>> Start
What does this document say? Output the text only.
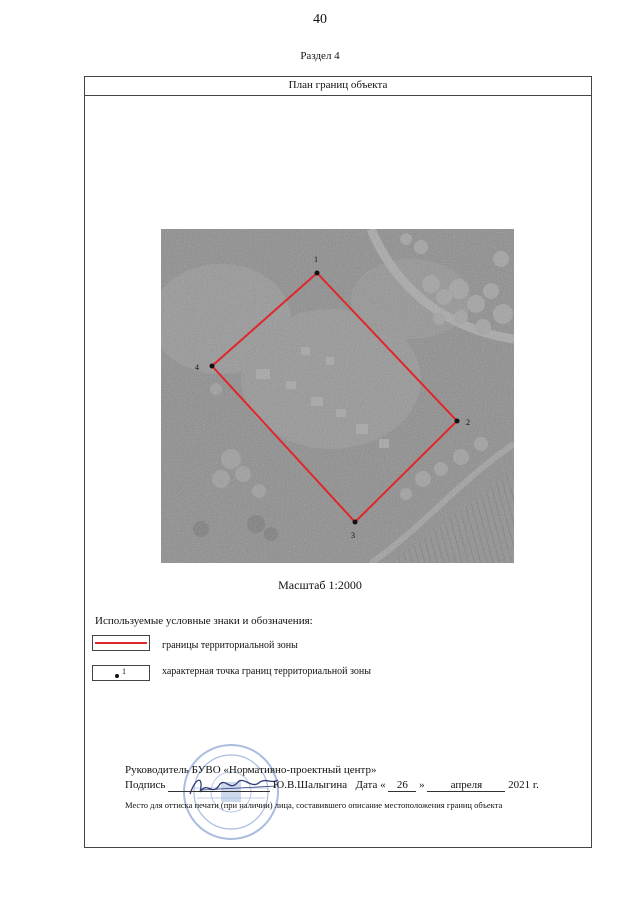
40
Раздел 4
План границ объекта
1
2
3
4
Масштаб 1:2000
Используемые условные знаки и обозначения:
границы территориальной зоны
1	характерная точка границ территориальной зоны
Руководитель БУВО «Нормативно-проектный центр»
Подпись	Ю.В.Шалыгина Дата « 26 » апреля 2021 г.
Место для оттиска печати (при наличии) лица, составившего описание местоположения границ объекта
>> End
- What you will do
Copy the data exactly. Any picture it contains is to be omitted.

- The completed task
What does this document say? Output the text only.
40
Раздел 4
План границ объекта
1
2
3
4
Масштаб 1:2000
Используемые условные знаки и обозначения:
границы территориальной зоны
1	характерная точка границ территориальной зоны
Руководитель БУВО «Нормативно-проектный центр»
Подпись	Ю.В.Шалыгина Дата « 26 » апреля 2021 г.
Место для оттиска печати (при наличии) лица, составившего описание местоположения границ объекта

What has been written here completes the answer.